(Data entries)
################
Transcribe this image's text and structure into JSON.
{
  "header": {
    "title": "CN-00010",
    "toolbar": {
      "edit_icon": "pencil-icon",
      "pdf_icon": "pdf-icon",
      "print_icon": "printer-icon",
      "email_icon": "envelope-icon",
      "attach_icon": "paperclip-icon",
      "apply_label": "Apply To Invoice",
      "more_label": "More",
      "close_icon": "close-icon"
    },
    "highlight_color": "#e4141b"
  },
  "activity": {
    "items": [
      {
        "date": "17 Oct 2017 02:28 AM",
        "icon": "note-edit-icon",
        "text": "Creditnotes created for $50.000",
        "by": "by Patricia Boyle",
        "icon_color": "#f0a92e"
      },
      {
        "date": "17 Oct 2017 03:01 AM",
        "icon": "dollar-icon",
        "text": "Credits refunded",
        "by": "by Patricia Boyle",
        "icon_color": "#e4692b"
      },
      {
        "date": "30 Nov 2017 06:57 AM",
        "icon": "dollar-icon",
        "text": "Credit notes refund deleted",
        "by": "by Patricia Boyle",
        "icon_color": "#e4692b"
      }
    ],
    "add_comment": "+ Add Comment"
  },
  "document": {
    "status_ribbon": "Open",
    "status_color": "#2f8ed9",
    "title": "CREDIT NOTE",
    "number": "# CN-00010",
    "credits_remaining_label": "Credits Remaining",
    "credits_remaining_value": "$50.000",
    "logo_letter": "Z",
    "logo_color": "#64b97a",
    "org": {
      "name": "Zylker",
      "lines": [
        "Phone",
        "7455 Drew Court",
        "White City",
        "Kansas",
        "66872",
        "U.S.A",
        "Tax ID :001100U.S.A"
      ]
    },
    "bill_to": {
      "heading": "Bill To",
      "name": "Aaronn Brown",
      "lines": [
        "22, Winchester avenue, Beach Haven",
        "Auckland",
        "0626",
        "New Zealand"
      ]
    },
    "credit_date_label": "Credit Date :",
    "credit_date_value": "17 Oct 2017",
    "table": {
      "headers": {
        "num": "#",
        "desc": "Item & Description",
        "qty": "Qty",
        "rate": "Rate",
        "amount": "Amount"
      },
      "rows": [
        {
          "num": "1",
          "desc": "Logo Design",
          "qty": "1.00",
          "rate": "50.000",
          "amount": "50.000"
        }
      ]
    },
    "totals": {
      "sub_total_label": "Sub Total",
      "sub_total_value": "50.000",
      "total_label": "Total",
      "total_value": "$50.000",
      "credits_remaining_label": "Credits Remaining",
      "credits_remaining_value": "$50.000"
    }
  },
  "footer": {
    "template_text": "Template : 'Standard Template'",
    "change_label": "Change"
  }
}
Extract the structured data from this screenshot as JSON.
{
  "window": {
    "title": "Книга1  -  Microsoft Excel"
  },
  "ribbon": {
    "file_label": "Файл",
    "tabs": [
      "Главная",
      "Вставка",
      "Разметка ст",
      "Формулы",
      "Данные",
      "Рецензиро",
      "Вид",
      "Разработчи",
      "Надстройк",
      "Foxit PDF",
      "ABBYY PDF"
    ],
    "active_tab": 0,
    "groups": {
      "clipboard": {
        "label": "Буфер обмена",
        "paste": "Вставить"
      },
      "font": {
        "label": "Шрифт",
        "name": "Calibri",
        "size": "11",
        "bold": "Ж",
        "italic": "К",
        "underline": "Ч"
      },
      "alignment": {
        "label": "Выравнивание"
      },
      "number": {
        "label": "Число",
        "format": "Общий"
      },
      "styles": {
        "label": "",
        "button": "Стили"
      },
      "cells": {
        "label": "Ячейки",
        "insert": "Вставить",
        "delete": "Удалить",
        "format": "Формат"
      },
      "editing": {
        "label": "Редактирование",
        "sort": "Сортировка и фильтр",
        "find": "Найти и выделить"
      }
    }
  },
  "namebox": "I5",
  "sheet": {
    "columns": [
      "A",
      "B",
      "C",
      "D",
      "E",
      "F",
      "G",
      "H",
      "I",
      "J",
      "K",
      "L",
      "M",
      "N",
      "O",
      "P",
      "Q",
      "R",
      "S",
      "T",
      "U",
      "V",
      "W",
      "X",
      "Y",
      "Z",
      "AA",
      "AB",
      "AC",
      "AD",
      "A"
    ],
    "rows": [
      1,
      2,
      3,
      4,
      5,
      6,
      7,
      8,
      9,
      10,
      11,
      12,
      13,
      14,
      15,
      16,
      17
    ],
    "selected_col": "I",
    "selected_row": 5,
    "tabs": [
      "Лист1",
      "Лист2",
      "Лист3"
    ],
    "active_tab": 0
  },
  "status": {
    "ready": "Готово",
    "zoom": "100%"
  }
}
################
EXERCISE DIRECTIONS> Within the data above, pick out all lines holding the word "JSON".

TASK ANSWER>
Transcribe this image's text and structure into JSON.
Extract the structured data from this screenshot as JSON.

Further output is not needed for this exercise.